(Excerpted data)
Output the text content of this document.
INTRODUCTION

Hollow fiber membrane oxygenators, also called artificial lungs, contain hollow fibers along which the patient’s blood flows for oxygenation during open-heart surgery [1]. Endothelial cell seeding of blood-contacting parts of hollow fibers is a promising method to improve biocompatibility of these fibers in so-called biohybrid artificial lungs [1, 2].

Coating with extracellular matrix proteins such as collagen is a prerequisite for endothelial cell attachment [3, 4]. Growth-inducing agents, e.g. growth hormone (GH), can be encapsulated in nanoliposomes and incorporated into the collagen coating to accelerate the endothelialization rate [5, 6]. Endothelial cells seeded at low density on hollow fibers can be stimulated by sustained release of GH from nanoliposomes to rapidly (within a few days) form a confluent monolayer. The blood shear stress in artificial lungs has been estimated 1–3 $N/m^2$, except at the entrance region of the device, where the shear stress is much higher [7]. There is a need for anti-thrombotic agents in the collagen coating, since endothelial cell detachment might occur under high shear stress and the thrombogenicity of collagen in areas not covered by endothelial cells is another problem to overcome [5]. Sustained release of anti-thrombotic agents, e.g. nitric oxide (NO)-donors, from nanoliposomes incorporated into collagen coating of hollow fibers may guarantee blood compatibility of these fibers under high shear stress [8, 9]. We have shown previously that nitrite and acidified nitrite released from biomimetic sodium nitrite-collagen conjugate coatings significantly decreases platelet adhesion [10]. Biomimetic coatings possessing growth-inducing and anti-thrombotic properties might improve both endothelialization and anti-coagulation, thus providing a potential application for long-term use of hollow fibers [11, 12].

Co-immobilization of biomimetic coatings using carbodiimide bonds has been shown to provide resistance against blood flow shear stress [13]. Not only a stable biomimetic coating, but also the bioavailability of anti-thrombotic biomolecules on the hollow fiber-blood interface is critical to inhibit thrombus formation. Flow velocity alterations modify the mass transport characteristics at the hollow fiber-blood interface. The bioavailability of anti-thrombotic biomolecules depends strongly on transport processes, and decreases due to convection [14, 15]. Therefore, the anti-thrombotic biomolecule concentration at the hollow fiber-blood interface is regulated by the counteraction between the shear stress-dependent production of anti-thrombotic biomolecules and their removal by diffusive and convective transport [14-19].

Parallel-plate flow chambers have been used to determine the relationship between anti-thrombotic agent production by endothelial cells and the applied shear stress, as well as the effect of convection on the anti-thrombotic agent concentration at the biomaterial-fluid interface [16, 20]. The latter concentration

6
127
(End Excerpted data)
(Excerpted data)
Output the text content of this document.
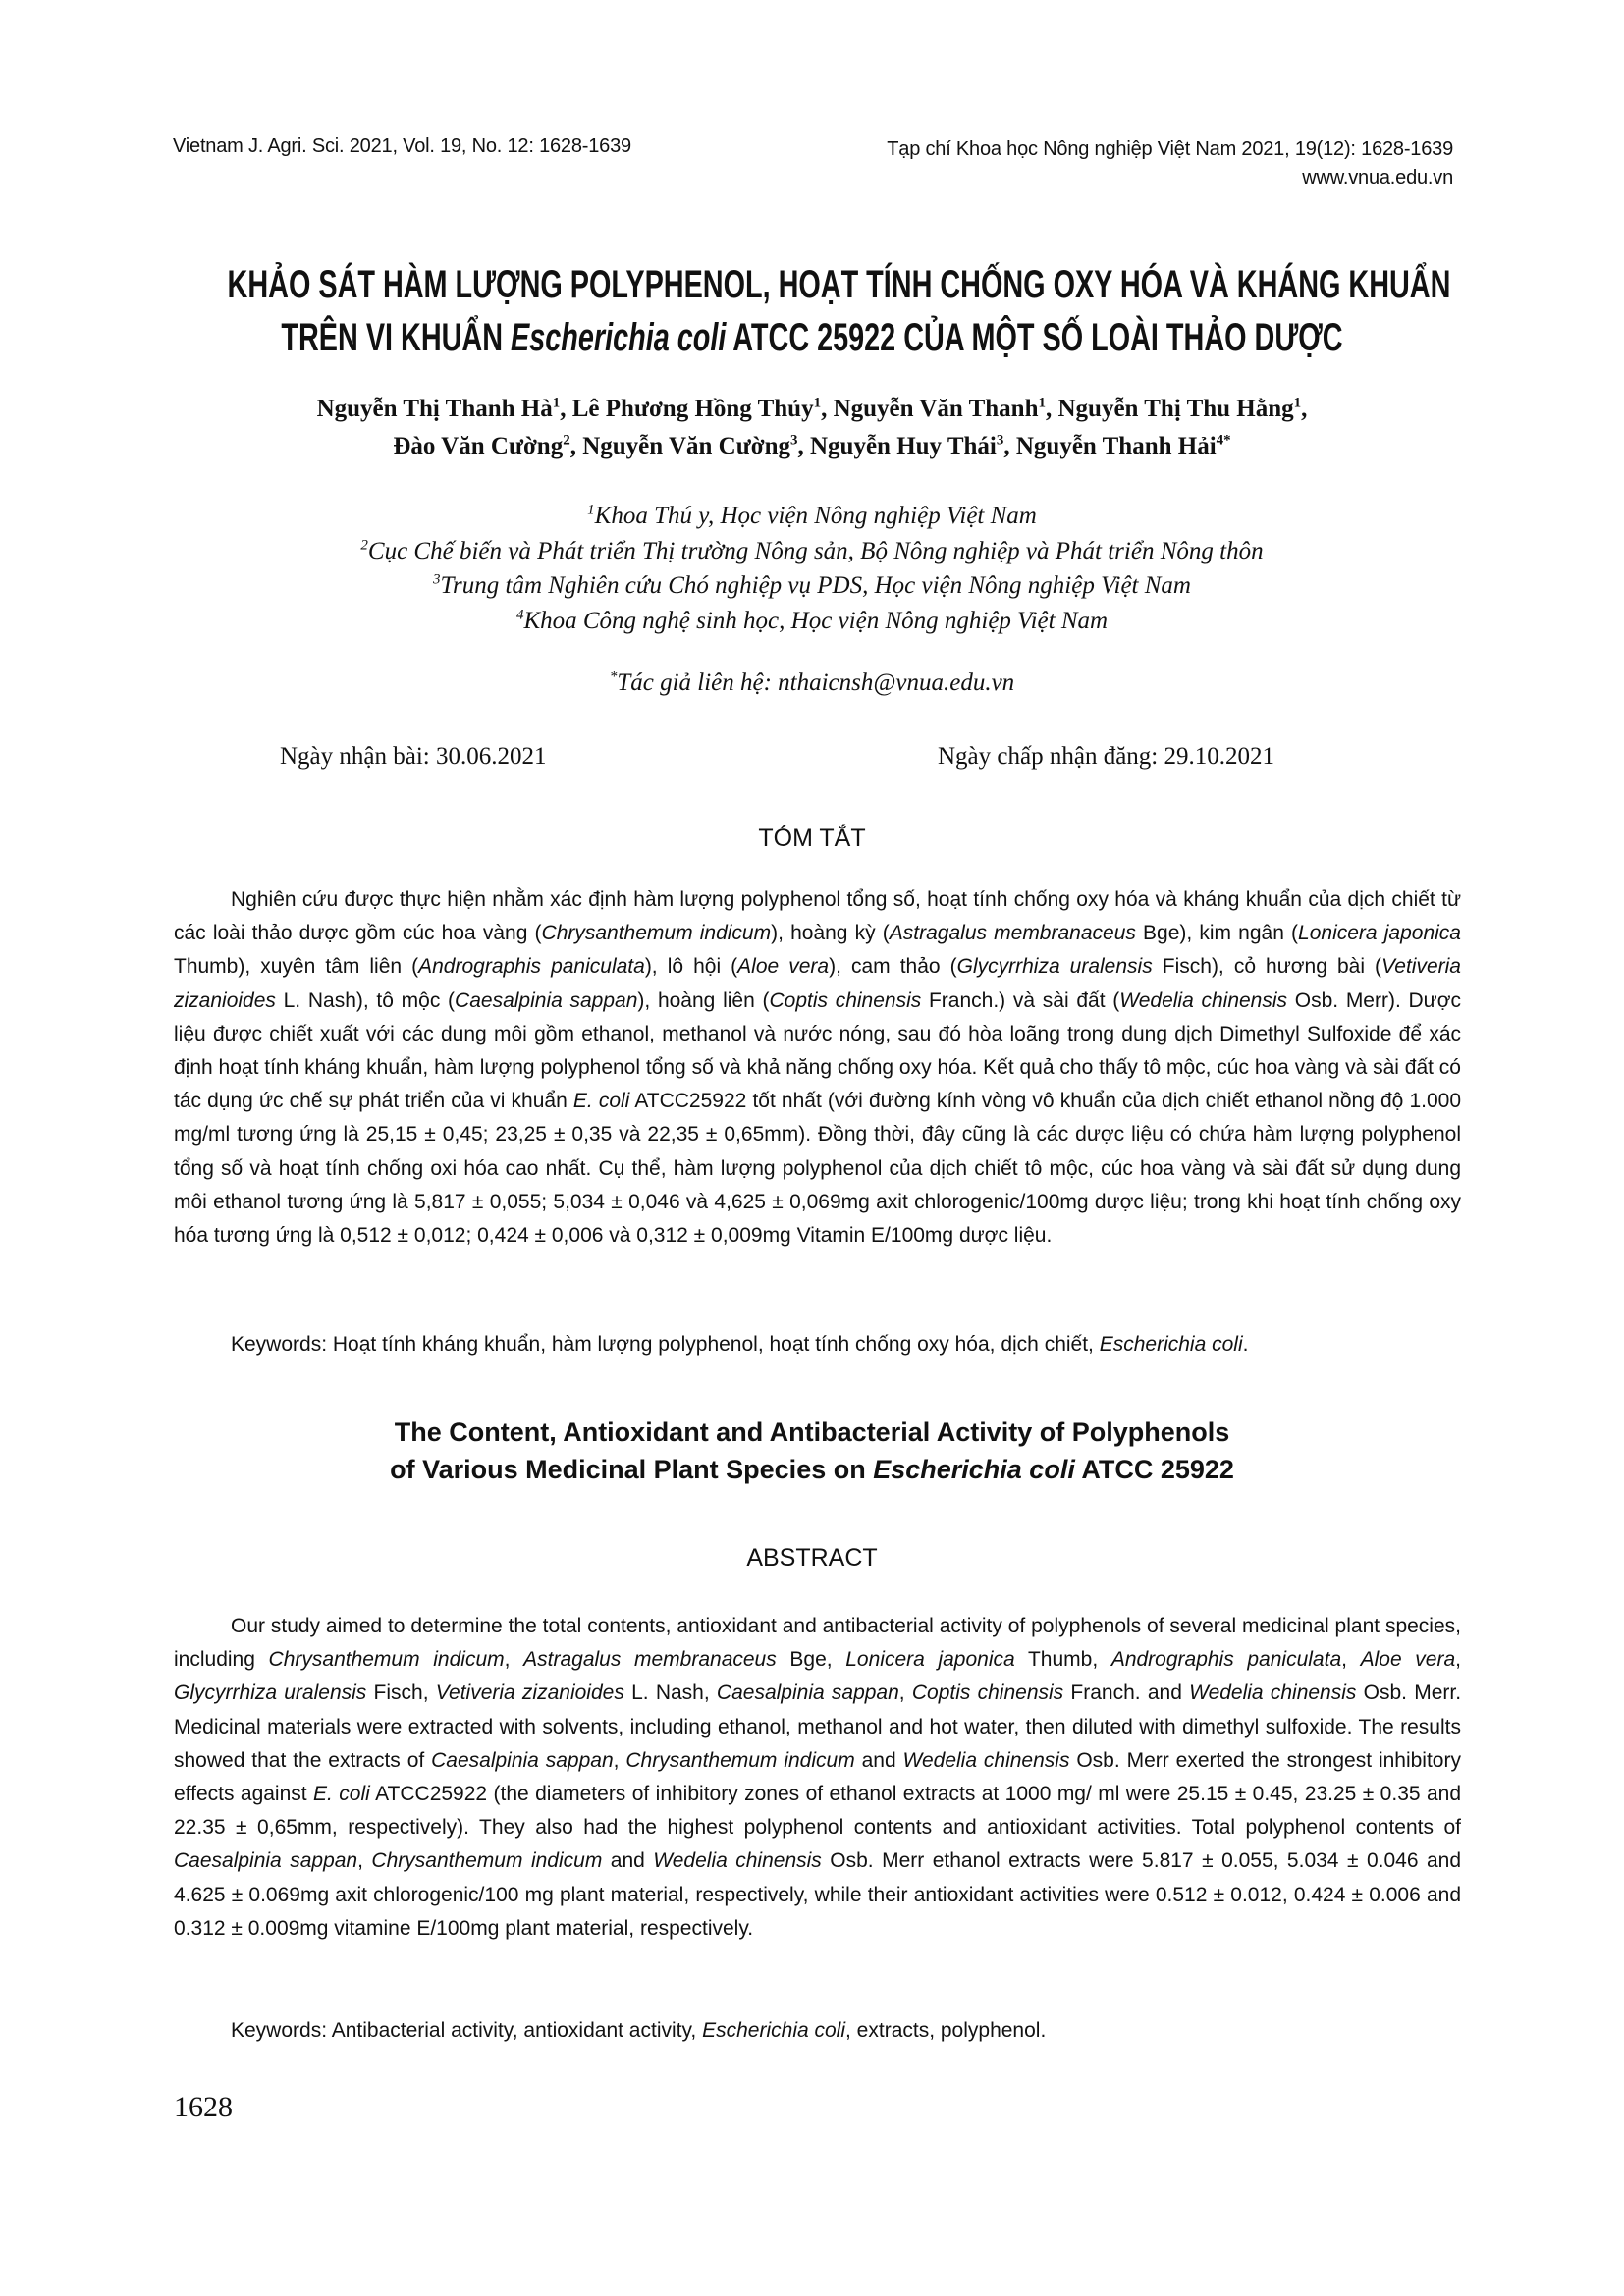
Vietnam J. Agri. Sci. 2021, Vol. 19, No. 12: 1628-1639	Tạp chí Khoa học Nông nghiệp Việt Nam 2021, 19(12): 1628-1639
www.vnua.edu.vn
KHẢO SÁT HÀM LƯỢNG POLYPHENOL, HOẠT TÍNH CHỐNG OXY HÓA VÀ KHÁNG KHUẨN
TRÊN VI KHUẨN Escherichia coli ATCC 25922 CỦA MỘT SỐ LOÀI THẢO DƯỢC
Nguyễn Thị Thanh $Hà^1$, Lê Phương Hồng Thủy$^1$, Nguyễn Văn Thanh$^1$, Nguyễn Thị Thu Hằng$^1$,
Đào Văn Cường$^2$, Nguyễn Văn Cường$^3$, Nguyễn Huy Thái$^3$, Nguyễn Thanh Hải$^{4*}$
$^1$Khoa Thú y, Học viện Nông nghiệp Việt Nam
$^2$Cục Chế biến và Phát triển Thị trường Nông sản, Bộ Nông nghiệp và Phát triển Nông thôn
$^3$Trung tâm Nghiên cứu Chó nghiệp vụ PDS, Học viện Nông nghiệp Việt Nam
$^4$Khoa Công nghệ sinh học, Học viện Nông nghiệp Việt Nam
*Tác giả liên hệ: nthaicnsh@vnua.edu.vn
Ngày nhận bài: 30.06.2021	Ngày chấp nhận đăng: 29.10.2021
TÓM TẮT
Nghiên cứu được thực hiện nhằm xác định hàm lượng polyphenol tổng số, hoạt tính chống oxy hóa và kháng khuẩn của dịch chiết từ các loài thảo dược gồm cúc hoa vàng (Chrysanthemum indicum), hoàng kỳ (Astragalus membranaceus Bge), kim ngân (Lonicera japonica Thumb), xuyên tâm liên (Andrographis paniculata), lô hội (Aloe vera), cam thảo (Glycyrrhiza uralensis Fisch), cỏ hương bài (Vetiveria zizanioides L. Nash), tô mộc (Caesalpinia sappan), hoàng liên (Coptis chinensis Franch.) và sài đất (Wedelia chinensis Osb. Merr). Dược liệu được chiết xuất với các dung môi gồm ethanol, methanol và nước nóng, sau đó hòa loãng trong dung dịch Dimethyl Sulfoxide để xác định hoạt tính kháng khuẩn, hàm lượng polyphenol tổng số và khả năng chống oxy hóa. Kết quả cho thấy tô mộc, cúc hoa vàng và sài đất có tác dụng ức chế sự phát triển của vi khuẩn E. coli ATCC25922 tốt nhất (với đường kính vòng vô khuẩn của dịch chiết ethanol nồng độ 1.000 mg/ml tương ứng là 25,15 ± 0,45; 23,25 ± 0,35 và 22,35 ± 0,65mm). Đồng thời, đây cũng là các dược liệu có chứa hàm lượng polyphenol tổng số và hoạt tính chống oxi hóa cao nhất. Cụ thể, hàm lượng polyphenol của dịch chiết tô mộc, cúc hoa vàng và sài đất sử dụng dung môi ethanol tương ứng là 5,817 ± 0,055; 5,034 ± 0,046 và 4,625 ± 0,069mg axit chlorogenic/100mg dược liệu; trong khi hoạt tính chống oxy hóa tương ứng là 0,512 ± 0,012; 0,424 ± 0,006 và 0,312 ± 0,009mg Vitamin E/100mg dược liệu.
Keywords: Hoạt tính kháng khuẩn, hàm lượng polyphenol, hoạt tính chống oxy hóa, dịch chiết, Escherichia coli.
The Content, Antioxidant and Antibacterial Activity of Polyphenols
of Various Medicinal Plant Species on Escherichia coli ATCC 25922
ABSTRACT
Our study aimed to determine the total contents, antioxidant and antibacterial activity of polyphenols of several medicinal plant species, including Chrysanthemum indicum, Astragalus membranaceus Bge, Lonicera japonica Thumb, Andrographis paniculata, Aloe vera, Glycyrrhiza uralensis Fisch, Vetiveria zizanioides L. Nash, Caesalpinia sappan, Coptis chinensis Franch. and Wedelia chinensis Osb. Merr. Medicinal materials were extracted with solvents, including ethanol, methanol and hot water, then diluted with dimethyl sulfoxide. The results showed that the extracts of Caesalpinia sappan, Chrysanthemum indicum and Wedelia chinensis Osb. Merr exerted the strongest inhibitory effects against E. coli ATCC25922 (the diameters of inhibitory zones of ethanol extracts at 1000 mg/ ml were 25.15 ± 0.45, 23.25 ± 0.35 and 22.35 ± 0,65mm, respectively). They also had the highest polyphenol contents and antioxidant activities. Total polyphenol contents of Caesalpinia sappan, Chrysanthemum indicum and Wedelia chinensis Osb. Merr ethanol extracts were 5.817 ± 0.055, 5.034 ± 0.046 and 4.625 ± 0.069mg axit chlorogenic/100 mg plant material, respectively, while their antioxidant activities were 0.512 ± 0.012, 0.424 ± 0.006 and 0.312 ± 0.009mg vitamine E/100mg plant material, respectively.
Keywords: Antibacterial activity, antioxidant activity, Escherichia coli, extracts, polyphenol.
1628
(End Excerpted data)
(Excerpted data)
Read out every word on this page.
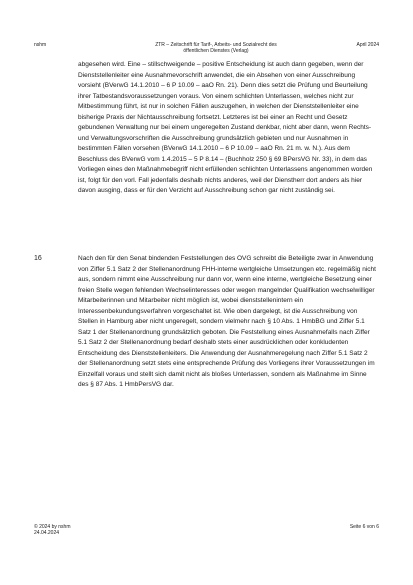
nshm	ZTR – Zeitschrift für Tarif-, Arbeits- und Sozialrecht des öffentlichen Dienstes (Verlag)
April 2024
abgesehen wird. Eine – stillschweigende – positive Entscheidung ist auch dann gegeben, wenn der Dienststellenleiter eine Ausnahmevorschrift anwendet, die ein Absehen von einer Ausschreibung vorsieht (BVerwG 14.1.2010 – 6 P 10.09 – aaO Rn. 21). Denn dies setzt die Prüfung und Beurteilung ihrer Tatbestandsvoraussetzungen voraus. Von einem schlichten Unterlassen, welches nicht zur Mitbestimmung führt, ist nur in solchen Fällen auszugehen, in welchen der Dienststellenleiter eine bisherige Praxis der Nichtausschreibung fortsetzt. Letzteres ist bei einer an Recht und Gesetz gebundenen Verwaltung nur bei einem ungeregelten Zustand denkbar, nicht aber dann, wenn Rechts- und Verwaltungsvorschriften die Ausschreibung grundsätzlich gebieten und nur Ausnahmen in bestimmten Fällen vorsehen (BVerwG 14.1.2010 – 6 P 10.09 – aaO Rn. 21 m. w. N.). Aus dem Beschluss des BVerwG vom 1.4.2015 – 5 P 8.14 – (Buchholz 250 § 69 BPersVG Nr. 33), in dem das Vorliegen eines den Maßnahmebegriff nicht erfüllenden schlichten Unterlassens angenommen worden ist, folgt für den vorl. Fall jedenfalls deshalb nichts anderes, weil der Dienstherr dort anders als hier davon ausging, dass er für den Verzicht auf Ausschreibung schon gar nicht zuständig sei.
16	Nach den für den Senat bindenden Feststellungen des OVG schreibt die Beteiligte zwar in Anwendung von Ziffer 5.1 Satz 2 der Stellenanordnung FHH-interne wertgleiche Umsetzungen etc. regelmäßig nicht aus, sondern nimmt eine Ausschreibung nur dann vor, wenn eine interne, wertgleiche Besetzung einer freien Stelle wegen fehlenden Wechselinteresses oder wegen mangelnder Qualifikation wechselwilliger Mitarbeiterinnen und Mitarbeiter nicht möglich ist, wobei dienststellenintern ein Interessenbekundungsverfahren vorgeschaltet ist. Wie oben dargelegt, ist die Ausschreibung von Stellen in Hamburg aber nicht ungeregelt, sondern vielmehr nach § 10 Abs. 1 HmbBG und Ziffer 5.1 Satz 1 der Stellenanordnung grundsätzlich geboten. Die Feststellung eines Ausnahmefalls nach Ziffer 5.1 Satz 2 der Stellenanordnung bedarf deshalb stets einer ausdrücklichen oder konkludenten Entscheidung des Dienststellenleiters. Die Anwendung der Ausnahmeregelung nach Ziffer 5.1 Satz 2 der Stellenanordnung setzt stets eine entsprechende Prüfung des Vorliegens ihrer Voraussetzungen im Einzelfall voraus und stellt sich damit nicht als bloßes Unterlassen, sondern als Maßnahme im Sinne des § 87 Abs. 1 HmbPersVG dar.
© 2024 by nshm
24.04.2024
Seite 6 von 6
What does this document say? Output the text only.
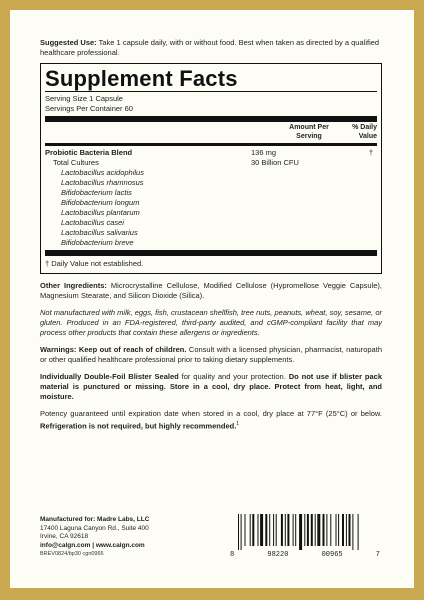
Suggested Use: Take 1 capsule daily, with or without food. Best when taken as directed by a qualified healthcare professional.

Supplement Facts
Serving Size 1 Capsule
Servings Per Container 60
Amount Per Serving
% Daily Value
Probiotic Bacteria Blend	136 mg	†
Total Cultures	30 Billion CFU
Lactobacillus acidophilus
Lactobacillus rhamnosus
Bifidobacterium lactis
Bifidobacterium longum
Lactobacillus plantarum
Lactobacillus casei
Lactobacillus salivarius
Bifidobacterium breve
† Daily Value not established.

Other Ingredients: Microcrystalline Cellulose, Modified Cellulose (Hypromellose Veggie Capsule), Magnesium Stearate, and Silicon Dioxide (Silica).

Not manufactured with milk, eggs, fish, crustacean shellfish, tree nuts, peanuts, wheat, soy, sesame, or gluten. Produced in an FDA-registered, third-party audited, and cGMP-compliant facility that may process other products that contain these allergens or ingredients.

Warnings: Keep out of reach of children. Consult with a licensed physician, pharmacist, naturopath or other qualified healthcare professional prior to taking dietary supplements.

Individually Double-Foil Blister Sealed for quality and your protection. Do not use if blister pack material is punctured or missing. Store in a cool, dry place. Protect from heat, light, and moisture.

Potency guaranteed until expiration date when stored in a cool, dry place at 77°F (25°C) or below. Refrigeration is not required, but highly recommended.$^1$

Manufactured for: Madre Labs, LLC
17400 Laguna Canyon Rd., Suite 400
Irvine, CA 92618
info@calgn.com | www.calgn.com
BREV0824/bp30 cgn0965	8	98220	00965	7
(End Excerpted data)
▶ **Task goal**
Look through the material and report how many of its lines hold the string "convection", giving the number only.

▶ **Task answer**
2